◆ **TASK DATA**:

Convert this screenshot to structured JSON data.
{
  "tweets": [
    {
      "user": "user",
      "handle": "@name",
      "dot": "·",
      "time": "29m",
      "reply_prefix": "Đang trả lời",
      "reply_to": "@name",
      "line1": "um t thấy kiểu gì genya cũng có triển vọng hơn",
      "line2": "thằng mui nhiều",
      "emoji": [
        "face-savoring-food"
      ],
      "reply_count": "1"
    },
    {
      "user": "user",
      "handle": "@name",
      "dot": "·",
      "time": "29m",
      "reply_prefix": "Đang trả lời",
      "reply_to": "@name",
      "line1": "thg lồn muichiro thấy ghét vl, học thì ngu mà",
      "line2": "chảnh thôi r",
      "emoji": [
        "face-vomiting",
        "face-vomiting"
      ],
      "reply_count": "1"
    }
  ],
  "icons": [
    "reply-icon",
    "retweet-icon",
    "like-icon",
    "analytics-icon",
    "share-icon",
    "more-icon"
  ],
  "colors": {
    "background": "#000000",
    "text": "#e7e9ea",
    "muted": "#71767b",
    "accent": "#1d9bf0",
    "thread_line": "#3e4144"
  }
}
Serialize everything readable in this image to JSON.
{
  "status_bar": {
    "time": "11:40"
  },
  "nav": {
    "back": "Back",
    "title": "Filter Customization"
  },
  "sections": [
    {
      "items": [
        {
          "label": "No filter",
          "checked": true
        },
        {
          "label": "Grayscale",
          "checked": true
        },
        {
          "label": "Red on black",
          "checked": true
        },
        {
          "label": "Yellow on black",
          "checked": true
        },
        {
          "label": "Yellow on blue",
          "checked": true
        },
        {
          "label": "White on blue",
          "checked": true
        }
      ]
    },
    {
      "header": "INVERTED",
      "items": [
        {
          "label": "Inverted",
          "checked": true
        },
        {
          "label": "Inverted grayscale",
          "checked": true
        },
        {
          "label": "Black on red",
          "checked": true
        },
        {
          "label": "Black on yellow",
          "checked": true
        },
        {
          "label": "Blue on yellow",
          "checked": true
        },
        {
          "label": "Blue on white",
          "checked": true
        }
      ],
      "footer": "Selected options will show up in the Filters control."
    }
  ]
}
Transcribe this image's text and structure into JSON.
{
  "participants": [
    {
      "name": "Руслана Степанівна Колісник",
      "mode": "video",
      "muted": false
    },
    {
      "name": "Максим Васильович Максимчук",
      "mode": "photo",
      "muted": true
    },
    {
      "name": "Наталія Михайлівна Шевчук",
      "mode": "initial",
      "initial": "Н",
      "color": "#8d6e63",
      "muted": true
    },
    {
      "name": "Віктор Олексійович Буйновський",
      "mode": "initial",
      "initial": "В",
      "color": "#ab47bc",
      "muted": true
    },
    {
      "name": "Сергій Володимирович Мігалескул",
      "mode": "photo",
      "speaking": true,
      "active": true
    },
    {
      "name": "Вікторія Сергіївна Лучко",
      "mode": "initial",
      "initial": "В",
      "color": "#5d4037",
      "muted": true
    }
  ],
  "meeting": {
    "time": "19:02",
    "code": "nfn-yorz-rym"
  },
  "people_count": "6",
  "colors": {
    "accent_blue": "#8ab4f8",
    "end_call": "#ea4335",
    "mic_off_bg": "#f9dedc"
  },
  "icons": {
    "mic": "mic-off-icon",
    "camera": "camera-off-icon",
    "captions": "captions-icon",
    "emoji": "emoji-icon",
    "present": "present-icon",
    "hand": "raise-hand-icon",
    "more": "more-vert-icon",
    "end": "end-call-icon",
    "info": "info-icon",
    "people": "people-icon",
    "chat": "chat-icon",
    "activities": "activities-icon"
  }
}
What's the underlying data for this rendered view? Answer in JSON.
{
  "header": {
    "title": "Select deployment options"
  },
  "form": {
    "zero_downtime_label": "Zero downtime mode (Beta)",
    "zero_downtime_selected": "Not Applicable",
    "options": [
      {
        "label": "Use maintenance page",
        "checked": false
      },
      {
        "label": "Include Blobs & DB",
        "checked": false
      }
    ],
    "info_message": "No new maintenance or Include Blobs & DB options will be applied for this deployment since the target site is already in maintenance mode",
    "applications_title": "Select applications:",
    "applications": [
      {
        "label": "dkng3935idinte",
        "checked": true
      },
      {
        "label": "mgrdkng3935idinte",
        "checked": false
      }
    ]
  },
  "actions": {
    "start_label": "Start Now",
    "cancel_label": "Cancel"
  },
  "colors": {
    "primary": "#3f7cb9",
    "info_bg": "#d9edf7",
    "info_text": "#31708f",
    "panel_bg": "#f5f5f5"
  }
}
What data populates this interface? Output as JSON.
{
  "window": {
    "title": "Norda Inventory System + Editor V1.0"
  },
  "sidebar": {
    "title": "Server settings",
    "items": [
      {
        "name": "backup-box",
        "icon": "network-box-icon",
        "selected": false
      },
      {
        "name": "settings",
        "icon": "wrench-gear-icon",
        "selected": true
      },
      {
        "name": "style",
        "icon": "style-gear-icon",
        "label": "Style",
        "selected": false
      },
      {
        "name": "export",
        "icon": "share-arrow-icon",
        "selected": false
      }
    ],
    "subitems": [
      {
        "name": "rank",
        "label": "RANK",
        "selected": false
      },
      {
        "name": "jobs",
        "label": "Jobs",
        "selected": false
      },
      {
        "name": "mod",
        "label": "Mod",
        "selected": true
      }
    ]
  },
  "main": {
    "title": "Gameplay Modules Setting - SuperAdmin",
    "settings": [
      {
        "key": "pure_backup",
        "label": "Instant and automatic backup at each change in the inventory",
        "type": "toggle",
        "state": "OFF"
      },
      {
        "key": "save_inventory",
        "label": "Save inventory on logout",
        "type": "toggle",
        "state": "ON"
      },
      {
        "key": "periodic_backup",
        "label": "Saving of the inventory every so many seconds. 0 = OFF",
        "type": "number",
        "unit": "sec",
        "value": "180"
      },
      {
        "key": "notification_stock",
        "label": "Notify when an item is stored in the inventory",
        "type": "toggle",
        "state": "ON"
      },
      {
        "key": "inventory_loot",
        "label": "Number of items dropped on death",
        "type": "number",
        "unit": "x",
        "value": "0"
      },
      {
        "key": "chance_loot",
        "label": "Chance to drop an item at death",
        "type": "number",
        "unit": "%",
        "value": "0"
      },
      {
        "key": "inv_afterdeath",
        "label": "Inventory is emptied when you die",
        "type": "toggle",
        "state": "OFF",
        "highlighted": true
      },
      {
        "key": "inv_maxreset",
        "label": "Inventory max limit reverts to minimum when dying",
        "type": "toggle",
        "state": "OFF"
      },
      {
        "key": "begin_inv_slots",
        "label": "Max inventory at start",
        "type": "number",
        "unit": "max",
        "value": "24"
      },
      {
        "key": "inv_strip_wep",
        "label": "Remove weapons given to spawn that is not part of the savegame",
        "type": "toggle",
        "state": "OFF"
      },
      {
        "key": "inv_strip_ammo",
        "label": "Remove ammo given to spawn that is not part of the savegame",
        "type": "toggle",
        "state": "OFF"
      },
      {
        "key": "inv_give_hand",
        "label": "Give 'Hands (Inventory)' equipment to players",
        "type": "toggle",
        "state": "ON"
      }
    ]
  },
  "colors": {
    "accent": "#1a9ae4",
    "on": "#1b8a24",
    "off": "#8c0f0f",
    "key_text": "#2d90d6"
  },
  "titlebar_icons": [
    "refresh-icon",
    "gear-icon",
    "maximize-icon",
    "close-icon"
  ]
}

◆ **DIRECTION**: Find and copy every line in the entries above where the string "spawn" occurs.

◆ **PROBLEM SOLUTION**:
        "label": "Remove weapons given to spawn that is not part of the savegame",
        "label": "Remove ammo given to spawn that is not part of the savegame",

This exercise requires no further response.